(Stored data entries)
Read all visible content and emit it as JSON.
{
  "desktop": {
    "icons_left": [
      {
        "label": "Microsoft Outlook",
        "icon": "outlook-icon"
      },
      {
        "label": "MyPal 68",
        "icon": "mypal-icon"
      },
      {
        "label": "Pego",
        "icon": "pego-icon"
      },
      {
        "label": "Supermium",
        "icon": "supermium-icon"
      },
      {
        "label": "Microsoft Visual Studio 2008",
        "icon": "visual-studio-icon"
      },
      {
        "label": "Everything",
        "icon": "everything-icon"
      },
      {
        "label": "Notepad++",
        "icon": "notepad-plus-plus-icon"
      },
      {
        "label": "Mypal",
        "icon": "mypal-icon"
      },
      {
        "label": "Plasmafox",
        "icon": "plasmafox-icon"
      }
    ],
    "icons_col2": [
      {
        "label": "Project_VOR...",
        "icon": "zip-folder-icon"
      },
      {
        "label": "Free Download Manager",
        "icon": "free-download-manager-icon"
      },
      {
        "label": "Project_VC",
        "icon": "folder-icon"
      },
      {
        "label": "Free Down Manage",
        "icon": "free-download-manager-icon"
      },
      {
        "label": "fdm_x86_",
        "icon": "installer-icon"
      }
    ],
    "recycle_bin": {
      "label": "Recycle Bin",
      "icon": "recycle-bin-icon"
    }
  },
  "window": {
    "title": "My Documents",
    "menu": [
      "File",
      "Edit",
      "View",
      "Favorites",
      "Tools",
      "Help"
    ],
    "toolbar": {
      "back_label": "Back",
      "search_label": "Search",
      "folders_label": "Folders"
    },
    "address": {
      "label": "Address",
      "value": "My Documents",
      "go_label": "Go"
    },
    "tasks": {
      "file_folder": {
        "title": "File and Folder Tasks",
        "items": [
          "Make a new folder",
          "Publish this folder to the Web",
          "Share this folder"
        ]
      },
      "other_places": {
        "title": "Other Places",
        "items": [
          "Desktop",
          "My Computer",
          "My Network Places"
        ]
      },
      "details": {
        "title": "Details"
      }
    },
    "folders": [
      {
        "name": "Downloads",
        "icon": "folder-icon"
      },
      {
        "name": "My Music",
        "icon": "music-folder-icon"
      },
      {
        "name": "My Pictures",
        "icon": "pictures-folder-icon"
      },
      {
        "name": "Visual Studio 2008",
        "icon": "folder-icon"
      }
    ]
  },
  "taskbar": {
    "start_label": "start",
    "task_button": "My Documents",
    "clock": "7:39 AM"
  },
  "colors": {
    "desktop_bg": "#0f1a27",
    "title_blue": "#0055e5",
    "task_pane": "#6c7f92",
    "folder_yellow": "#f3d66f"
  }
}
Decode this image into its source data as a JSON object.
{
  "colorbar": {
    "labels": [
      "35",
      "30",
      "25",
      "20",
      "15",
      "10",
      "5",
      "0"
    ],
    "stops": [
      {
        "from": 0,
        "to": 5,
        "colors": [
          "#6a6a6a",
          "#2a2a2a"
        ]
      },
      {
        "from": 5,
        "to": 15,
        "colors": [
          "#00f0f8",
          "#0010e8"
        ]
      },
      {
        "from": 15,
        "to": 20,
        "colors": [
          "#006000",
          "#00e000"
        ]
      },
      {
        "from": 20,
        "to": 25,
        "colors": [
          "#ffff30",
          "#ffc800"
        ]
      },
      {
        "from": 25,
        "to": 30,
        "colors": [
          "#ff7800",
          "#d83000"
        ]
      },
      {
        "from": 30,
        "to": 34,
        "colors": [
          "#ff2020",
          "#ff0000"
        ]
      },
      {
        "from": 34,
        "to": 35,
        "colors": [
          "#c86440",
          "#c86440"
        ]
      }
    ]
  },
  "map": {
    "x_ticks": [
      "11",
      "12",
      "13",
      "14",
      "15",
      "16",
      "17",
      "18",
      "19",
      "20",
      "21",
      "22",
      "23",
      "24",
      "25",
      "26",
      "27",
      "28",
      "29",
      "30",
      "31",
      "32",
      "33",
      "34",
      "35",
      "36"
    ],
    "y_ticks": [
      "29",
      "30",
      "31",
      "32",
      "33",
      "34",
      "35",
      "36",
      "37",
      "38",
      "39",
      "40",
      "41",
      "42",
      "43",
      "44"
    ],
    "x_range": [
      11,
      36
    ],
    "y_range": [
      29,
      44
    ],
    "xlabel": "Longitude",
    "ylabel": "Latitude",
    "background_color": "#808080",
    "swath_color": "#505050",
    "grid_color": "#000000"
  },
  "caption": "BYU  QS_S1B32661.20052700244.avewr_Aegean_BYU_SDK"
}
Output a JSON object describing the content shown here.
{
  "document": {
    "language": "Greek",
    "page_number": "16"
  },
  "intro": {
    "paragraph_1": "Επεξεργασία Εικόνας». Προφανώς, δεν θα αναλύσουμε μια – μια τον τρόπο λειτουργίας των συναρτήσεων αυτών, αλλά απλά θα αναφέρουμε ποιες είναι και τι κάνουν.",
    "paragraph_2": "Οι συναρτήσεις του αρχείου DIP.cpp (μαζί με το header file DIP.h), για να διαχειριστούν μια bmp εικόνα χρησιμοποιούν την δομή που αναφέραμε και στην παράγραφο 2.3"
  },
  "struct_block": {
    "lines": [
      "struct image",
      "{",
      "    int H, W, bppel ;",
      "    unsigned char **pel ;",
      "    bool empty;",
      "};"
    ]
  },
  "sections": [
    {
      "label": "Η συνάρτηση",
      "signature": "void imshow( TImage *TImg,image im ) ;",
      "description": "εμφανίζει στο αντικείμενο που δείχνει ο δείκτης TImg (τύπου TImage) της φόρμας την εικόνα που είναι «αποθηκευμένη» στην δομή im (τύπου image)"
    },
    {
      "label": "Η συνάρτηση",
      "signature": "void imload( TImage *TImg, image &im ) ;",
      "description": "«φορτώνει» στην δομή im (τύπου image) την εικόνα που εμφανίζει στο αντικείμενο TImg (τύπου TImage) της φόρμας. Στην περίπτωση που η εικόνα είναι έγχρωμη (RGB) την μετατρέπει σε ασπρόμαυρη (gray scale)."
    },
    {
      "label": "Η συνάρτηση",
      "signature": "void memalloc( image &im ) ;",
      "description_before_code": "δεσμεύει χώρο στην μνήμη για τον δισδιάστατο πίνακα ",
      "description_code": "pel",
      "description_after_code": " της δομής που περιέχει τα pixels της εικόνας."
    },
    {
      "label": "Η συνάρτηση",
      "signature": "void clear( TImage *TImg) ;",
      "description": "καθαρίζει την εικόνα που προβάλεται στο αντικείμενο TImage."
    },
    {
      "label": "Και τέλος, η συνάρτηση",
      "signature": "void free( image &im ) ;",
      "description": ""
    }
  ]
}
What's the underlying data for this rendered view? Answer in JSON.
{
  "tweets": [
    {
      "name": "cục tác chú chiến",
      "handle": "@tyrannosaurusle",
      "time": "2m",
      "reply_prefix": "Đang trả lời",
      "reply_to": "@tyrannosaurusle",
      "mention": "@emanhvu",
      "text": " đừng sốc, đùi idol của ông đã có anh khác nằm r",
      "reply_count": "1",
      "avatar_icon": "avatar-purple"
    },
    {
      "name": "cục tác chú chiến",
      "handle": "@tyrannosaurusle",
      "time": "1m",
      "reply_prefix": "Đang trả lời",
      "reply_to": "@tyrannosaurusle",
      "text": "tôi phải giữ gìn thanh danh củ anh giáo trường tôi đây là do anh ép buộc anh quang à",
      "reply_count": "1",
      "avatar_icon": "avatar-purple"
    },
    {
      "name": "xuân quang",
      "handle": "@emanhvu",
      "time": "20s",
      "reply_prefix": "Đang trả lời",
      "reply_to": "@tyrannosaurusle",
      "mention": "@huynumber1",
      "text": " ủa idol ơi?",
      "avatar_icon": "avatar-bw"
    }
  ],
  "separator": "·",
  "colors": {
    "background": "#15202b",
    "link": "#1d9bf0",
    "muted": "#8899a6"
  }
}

TASK OBJECTIVE: Where a line holds "αντικείμενο", copy that line.

RESULT BELOW:
      "description": "εμφανίζει στο αντικείμενο που δείχνει ο δείκτης TImg (τύπου TImage) της φόρμας την εικόνα που είναι «αποθηκευμένη» στην δομή im (τύπου image)"
      "description": "«φορτώνει» στην δομή im (τύπου image) την εικόνα που εμφανίζει στο αντικείμενο TImg (τύπου TImage) της φόρμας. Στην περίπτωση που η εικόνα είναι έγχρωμη (RGB) την μετατρέπει σε ασπρόμαυρη (gray scale)."
      "description": "καθαρίζει την εικόνα που προβάλεται στο αντικείμενο TImage."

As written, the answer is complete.